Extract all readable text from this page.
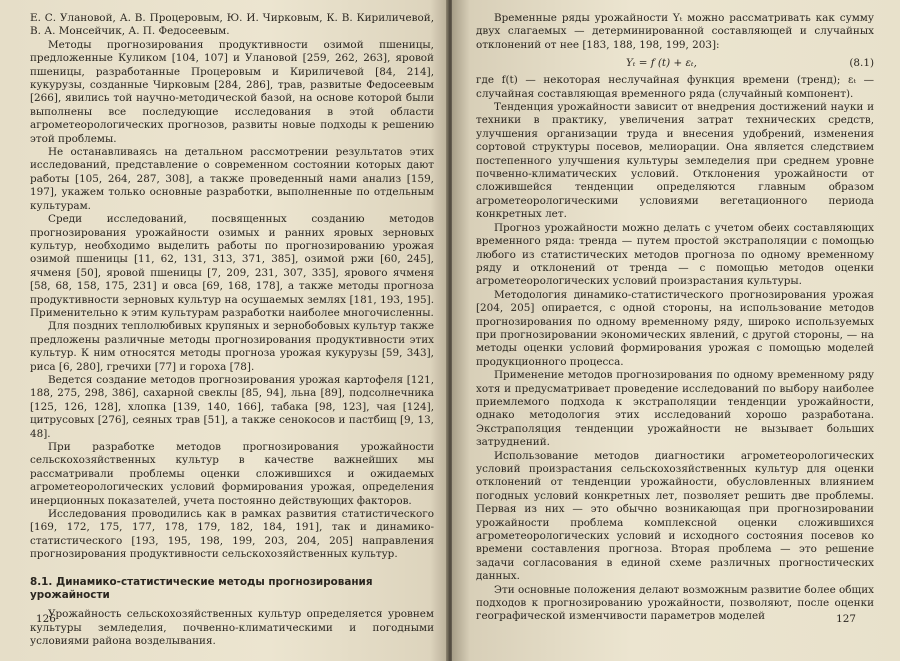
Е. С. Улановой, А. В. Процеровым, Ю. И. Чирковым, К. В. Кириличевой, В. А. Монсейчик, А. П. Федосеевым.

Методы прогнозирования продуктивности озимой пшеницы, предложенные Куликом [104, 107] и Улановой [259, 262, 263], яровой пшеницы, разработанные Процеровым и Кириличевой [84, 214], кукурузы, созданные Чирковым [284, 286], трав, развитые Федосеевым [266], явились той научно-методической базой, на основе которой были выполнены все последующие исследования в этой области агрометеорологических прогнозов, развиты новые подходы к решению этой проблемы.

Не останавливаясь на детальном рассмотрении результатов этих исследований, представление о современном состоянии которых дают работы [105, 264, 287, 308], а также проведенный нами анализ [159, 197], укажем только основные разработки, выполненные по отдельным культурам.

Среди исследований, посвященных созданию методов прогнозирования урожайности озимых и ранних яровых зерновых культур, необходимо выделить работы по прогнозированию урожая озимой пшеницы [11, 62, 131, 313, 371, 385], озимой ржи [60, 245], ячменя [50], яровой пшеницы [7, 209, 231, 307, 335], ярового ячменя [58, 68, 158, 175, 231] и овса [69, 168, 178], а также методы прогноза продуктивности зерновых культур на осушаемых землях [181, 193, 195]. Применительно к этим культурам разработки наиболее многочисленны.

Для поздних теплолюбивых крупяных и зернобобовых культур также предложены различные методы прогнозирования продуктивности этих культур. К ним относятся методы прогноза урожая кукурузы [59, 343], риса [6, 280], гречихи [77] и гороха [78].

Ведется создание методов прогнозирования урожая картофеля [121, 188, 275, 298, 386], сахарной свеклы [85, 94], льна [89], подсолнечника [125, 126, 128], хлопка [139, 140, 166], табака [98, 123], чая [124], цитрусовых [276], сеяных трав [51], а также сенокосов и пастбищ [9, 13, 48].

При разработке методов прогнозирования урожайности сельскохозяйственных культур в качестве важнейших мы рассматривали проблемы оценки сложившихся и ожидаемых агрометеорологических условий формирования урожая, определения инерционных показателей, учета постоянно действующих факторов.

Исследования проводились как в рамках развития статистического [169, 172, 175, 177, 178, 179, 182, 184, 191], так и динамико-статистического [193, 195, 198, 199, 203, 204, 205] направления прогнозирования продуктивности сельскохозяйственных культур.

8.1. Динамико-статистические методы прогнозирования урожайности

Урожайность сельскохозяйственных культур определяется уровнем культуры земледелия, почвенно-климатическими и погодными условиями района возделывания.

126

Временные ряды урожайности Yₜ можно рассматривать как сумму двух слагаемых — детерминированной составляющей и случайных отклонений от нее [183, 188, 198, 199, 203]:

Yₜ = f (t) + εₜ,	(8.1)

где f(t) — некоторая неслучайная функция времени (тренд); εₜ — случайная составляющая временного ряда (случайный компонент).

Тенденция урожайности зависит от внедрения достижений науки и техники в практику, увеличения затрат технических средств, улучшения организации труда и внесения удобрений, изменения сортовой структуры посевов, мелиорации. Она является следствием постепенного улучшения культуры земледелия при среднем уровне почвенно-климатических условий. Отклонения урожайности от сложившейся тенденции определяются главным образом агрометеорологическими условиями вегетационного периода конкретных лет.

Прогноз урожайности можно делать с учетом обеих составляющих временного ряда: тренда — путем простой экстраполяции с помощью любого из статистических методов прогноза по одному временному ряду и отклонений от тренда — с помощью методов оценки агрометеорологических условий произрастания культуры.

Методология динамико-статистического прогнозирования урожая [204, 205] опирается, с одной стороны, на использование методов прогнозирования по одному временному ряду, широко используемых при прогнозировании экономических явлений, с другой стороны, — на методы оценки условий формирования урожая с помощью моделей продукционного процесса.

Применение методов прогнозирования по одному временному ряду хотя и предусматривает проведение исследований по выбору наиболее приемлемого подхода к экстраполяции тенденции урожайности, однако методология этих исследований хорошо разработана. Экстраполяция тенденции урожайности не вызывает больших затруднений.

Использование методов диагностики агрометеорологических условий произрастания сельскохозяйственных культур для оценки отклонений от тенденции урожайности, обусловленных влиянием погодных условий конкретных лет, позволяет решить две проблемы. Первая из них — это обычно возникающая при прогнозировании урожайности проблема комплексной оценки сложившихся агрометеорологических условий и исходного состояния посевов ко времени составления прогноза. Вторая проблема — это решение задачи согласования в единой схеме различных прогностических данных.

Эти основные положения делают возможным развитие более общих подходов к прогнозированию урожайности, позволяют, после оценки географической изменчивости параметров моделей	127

+++

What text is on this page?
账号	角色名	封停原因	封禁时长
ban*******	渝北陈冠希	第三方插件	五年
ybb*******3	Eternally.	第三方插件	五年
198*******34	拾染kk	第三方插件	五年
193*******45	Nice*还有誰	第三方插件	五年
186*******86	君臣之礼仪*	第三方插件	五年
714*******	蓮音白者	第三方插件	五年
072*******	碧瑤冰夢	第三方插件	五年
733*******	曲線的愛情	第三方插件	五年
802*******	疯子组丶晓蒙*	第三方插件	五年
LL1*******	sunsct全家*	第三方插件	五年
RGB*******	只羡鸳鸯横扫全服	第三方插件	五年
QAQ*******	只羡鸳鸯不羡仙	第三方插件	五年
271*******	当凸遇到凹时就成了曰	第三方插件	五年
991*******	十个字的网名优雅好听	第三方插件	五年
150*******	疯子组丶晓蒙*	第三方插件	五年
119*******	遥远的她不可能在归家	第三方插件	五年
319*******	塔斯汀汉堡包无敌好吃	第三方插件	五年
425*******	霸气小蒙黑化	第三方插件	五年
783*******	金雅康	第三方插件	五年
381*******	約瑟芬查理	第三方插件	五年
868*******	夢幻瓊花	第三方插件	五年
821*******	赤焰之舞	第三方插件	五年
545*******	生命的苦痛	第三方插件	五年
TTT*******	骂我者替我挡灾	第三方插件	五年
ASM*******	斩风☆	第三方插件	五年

+++

* _What is required_:
Find the count of lines in the data above where the string "прогнозированию" occurs. Provide that number alone.

* _Output of the task_:
2